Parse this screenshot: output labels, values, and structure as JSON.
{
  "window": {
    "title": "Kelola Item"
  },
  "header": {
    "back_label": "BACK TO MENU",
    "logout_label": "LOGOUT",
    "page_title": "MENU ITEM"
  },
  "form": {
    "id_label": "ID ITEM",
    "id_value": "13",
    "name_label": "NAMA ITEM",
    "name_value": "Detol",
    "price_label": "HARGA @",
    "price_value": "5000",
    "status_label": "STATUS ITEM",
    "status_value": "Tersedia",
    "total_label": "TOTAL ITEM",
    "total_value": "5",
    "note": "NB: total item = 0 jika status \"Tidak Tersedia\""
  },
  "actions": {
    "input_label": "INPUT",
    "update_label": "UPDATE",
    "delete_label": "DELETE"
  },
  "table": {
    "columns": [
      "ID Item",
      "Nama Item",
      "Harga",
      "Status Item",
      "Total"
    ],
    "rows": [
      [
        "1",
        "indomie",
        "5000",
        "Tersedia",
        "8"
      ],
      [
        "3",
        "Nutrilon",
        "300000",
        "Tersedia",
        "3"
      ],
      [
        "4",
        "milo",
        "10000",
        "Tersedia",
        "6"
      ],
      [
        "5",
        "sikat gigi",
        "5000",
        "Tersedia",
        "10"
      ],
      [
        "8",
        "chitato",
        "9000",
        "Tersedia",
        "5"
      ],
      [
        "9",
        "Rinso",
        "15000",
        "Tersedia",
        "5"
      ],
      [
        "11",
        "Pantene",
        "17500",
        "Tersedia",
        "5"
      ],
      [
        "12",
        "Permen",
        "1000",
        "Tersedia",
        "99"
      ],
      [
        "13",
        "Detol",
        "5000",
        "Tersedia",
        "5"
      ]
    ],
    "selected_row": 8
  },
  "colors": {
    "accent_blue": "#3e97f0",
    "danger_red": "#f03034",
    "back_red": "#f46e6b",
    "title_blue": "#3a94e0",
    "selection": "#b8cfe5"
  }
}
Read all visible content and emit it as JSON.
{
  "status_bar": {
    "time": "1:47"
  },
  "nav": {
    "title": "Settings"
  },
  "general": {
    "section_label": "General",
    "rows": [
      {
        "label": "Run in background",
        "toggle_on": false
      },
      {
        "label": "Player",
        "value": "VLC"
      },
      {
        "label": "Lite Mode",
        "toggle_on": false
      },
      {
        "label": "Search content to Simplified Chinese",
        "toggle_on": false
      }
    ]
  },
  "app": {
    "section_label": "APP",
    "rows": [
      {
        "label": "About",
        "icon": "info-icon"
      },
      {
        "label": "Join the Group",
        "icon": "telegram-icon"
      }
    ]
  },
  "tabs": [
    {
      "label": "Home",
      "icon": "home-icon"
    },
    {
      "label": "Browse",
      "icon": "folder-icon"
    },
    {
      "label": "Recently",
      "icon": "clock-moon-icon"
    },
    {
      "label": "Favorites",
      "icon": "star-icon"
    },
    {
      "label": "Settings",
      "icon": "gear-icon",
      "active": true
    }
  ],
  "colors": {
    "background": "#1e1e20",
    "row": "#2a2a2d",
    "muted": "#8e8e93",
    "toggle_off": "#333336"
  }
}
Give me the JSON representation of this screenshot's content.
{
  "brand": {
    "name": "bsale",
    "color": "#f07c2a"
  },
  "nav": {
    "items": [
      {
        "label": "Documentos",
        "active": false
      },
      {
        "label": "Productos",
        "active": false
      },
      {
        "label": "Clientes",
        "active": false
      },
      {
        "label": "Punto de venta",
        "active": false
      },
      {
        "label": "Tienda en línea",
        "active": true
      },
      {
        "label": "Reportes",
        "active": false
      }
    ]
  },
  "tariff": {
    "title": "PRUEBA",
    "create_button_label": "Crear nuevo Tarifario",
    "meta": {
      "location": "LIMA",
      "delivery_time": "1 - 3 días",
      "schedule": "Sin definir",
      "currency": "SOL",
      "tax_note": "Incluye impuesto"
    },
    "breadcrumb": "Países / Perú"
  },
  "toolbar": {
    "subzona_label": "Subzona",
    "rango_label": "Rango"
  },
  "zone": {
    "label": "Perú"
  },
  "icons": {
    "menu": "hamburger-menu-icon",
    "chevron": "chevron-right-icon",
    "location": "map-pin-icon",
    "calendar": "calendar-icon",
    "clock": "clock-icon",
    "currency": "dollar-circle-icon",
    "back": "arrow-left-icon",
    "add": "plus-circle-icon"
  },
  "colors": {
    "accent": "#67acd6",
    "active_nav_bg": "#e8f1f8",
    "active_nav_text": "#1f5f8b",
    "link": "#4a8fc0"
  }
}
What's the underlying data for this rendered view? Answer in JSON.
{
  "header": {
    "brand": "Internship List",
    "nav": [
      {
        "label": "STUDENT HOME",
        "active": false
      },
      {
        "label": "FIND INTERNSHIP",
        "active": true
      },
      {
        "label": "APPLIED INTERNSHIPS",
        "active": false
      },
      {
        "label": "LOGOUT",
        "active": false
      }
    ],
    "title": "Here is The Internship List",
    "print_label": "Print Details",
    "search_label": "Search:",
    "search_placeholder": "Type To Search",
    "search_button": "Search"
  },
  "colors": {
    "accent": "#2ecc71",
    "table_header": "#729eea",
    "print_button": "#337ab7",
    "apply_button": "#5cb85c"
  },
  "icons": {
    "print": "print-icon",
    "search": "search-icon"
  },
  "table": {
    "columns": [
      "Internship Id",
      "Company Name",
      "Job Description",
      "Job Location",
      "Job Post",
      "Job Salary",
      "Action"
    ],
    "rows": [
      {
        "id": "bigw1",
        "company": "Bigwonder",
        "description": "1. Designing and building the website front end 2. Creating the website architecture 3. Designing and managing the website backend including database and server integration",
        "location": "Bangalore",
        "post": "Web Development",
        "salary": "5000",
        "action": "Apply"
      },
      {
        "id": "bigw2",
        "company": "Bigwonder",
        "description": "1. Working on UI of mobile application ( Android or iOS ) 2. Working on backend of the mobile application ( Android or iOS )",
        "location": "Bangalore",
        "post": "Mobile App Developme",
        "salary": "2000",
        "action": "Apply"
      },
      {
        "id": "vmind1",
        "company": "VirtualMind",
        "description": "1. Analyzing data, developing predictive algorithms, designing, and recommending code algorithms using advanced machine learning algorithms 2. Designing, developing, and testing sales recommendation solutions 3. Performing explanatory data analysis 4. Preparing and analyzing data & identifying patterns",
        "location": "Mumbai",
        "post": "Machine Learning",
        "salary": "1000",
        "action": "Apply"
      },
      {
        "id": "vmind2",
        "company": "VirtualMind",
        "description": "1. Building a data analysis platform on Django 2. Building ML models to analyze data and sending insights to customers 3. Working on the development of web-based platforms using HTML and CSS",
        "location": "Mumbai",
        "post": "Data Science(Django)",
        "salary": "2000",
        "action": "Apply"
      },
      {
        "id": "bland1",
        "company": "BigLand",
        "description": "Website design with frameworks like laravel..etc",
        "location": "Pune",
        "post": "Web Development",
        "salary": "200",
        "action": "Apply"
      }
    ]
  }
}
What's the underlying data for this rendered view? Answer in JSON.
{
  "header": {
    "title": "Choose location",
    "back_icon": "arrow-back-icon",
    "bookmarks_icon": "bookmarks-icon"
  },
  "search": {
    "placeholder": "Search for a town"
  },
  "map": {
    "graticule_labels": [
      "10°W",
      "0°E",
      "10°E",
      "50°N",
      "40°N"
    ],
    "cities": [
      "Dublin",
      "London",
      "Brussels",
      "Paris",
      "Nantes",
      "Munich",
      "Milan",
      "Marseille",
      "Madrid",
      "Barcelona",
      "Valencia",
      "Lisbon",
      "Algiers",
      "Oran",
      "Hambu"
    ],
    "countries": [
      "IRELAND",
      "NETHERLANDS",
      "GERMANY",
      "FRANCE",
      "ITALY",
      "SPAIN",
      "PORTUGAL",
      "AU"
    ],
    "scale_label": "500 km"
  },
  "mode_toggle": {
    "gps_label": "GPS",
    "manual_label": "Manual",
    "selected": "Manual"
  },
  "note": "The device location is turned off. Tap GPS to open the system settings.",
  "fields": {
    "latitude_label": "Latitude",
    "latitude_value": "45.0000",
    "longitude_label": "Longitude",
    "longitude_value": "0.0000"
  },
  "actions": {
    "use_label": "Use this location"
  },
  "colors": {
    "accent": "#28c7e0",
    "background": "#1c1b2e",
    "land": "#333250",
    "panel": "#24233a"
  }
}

_The exercise_
Where a line above contains the string "JSON", copy that line.

_Response below_
Parse this screenshot: output labels, values, and structure as JSON.
Read all visible content and emit it as JSON.
Give me the JSON representation of this screenshot's content.
What's the underlying data for this rendered view? Answer in JSON.
What's the underlying data for this rendered view? Answer in JSON.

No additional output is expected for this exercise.